• Extract:
┄┄┄┄┄┄

Considering the two reasons why a group change might occur, I actually don’t think this is a huge issue:

1.) The machine has not been grouped yet: In this case, you’re out of luck anyway, but using the actual IPDB ID for linking purposes might still work. I’m going to add the timestamp of the last group change to each machine, and if it’s 0, you can consider the group ID not final and ignore it, if you want to persist group IDs and not hit up the API every time.

2.) There has been a mistake:

a) I missed a machine that has a lower ID than all the others of its group. Unlikely, but in that case, I’ll keep the established group ID. As for the one I’ve missed, you’re going to have to do an update anyway.

b) Some established group membership turns out to be wrong, e.g. we bunch together GoT and GoT LE, and upon seeing tournament footage we realize that’s not right. There’s nothing that can be done about that, the group ID has to be updated.

c) I dun goofed. If there’s any stupid mistake on my part, the group IDs will have to be updated no matter what.

To mitigate the impact of group changes for people not wanting to hit up the API every time, the timestamps I mentioned might help, but I could also see a subscription model working – I’ll keep the API URLs of applications wanting to get notified of group changes and tell them every time a change occurs, so there won’t be any limbo links until their cache expires. I think, all in all, this would work better than never changing group IDs, which I’m afraid I can’t guarantee anyway.

@romballs: We had a bit of a collision there, I answered by email just as you replied here. My reply may have been a bit wordy – @haugstrup said it just as well, and way more succinctly.

Well, you know, cache invalidation and naming things …

You’re right, there should probably be a better name for that, but I’m not sure about UPID – I mean, like, what’s a “pinball”? For collectors, the distinctions the IPDB makes are probably pretty important, so that UPID would definitely not be unique to them. It’s a sort of players’ UPID. I’ll take suggestions.

For anyone wanting to persist the group data requested from the API on their end, I added some stuff to make this more feasible:

1.)

Each request now also gives you the timestamp of the last time anything changed with the IPDB entry’s group.

This could mean that the entry has been assigned to another group, or that it stayed in its default group, but it has been made “official”, or that some other machine has moved into or out of the group it belongs to.

┄┄┄┄┄┄

• Data records:
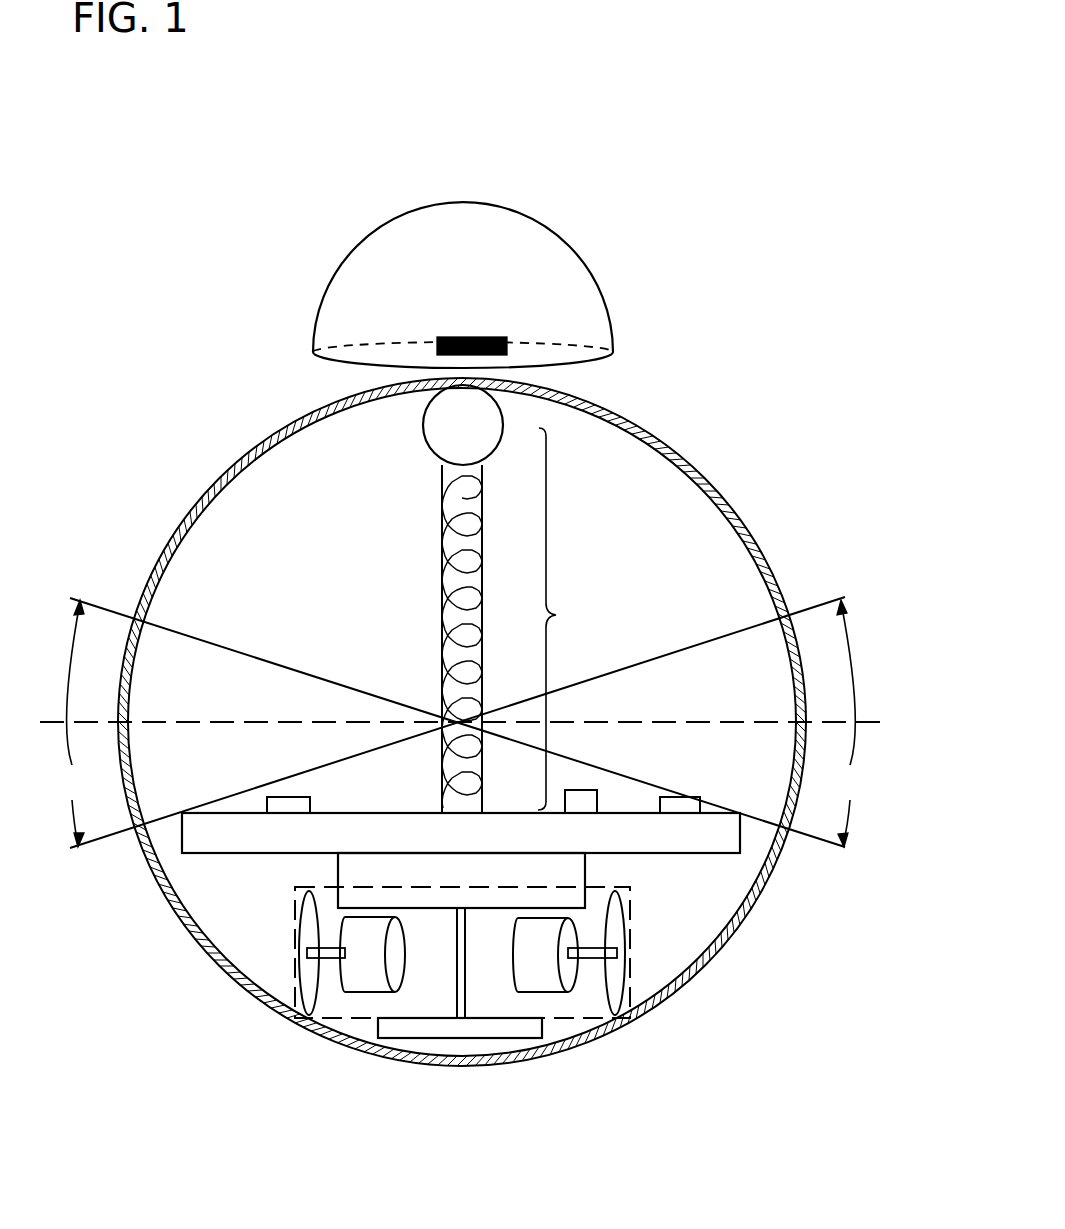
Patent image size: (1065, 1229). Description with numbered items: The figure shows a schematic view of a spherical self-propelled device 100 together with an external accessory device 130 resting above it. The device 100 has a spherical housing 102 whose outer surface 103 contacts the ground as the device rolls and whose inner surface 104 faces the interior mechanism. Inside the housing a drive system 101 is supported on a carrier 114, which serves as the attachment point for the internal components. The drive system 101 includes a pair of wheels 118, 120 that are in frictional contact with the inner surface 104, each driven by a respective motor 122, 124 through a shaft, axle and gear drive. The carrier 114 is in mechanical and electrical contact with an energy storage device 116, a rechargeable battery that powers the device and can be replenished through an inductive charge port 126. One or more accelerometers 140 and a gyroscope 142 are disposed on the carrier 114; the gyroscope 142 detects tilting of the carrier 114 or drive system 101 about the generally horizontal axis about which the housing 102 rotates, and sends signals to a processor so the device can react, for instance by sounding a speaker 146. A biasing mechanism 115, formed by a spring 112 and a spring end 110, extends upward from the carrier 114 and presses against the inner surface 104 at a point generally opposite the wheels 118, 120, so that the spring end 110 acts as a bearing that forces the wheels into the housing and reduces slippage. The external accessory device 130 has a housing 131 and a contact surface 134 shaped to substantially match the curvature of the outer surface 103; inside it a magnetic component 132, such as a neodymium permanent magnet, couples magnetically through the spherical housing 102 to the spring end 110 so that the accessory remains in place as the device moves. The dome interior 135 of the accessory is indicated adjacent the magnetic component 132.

The self-propelled device 100 is at (160, 362).
The drive system 101 is at (292, 936).
The spherical housing 102 is at (740, 450).
The outer surface 103 is at (783, 598).
The inner surface 104 is at (715, 505).
The spring end 110 is at (483, 418).
The spring 112 is at (441, 525).
The carrier 114 is at (536, 847).
The biasing mechanism 115 is at (576, 619).
The energy storage device 116 is at (565, 884).
The wheel 118 is at (300, 918).
The wheel 120 is at (628, 930).
The motor 122 is at (387, 956).
The motor 124 is at (562, 956).
The inductive charge port 126 is at (485, 1040).
The external accessory device 130 is at (393, 247).
The housing 131 is at (545, 224).
The magnetic component 132 is at (482, 336).
The contact surface 134 is at (578, 352).
The interior of dome 135 is at (556, 272).
The accelerometer 140 is at (285, 797).
The gyroscope 142 is at (590, 790).
The speaker 146 is at (775, 692).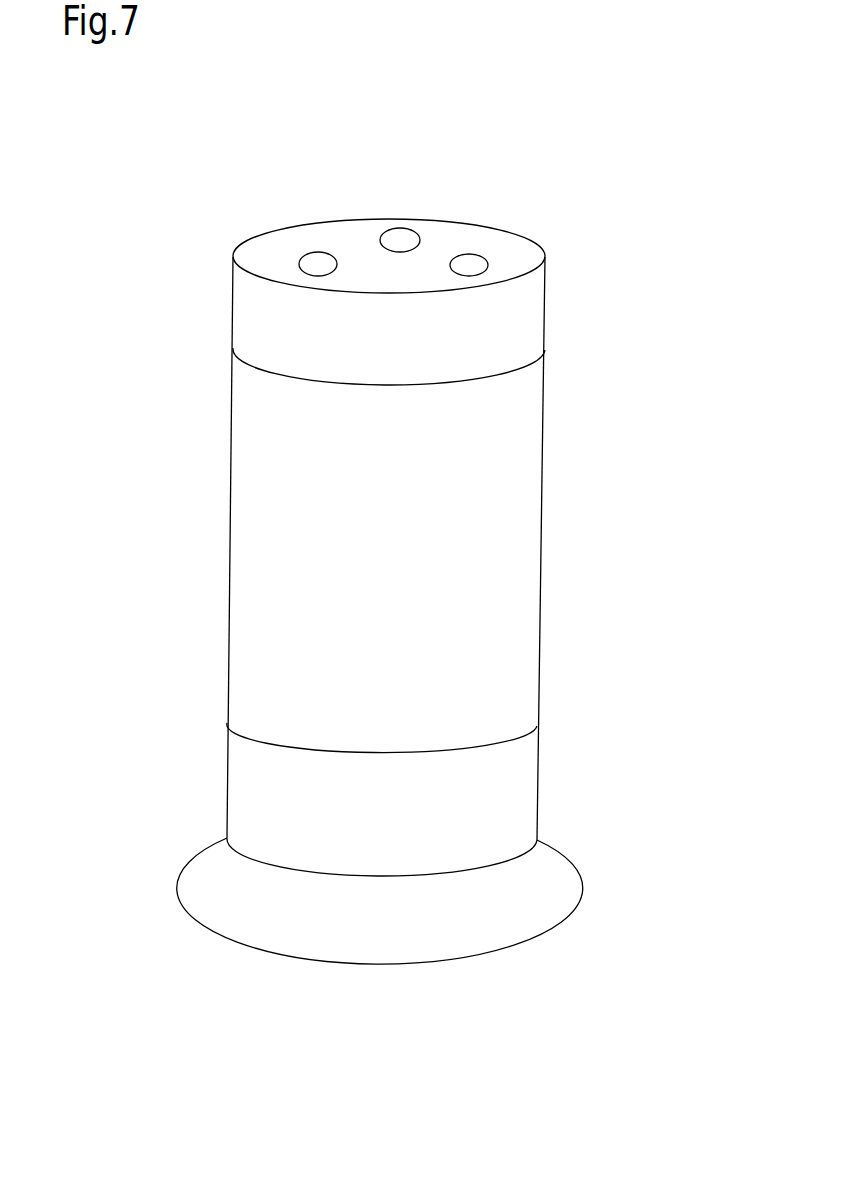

┄┄┄┄┄┄

• Stated task: Copy word for word the part of the text on machine group IDs starting at "b) Some established" and ending at "can’t guarantee anyway.".

• Result:
b) Some established group membership turns out to be wrong, e.g. we bunch together GoT and GoT LE, and upon seeing tournament footage we realize that’s not right. There’s nothing that can be done about that, the group ID has to be updated.

c) I dun goofed. If there’s any stupid mistake on my part, the group IDs will have to be updated no matter what.

To mitigate the impact of group changes for people not wanting to hit up the API every time, the timestamps I mentioned might help, but I could also see a subscription model working – I’ll keep the API URLs of applications wanting to get notified of group changes and tell them every time a change occurs, so there won’t be any limbo links until their cache expires. I think, all in all, this would work better than never changing group IDs, which I’m afraid I can’t guarantee anyway.